Do this: Read through the records below and copy each line that uses the word "subtitle".

Structured figure records:
-- start --

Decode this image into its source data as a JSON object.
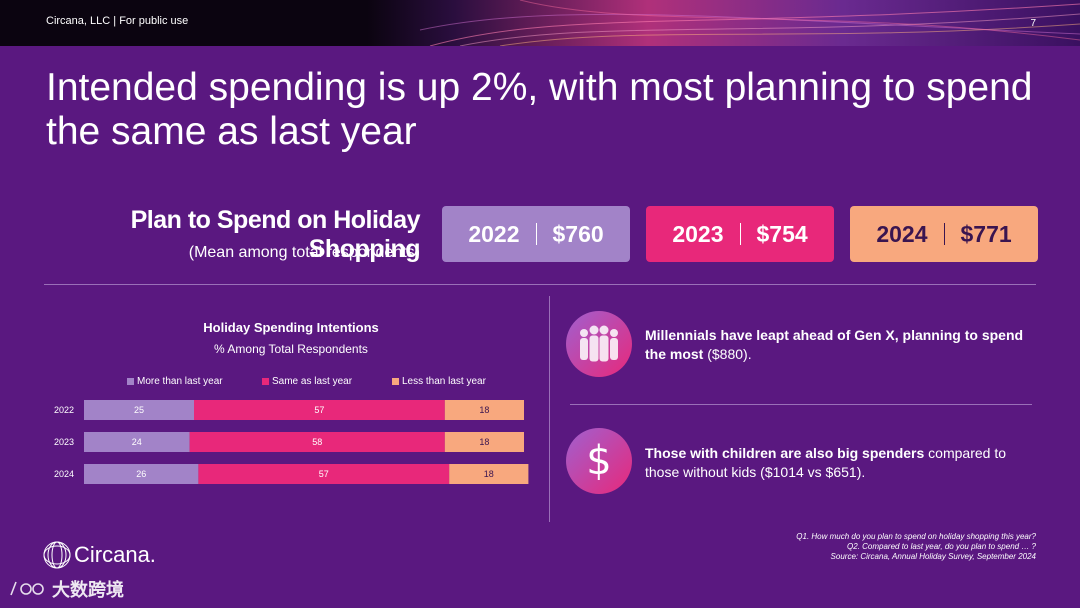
{
  "header": {
    "company": "Circana, LLC",
    "divider": "|",
    "visibility": "For public use",
    "page_number": "7"
  },
  "headline": "Intended spending is up 2%, with most planning to spend the same as last year",
  "spend_panel": {
    "title": "Plan to Spend on Holiday Shopping",
    "subtitle": "(Mean among total respondents)",
    "boxes": [
      {
        "year": "2022",
        "amount": "$760",
        "color": "#a283c8",
        "text_color": "#ffffff"
      },
      {
        "year": "2023",
        "amount": "$754",
        "color": "#e8287a",
        "text_color": "#ffffff"
      },
      {
        "year": "2024",
        "amount": "$771",
        "color": "#f8a87e",
        "text_color": "#3a1550"
      }
    ]
  },
  "chart_data": {
    "type": "bar",
    "orientation": "horizontal",
    "stacked": true,
    "title": "Holiday Spending Intentions",
    "subtitle": "% Among Total Respondents",
    "categories": [
      "2022",
      "2023",
      "2024"
    ],
    "series": [
      {
        "name": "More than last year",
        "values": [
          25,
          24,
          26
        ],
        "color": "#a283c8"
      },
      {
        "name": "Same as last year",
        "values": [
          57,
          58,
          57
        ],
        "color": "#e8287a"
      },
      {
        "name": "Less than last year",
        "values": [
          18,
          18,
          18
        ],
        "color": "#f8a87e"
      }
    ],
    "xlim": [
      0,
      100
    ],
    "grid": false,
    "legend": "top"
  },
  "insights": [
    {
      "icon": "people-silhouettes-icon",
      "bold": "Millennials have leapt ahead of Gen X, planning to spend the most",
      "rest": " ($880)."
    },
    {
      "icon": "dollar-sign-icon",
      "bold": "Those with children are also big spenders",
      "rest": " compared to those without kids ($1014 vs $651)."
    }
  ],
  "footnotes": [
    "Q1. How much do you plan to spend on holiday shopping this year?",
    "Q2. Compared to last year, do you plan to spend … ?",
    "Source: Circana, Annual Holiday Survey, September 2024"
  ],
  "logo": {
    "name": "Circana."
  },
  "watermark": {
    "text": "大数跨境"
  },
  "colors": {
    "background": "#5a1880",
    "accent_pink": "#e8287a",
    "accent_lavender": "#a283c8",
    "accent_peach": "#f8a87e"
  }
}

-- end --

Answer to this exercise:
    "subtitle": "(Mean among total respondents)",
    "subtitle": "% Among Total Respondents",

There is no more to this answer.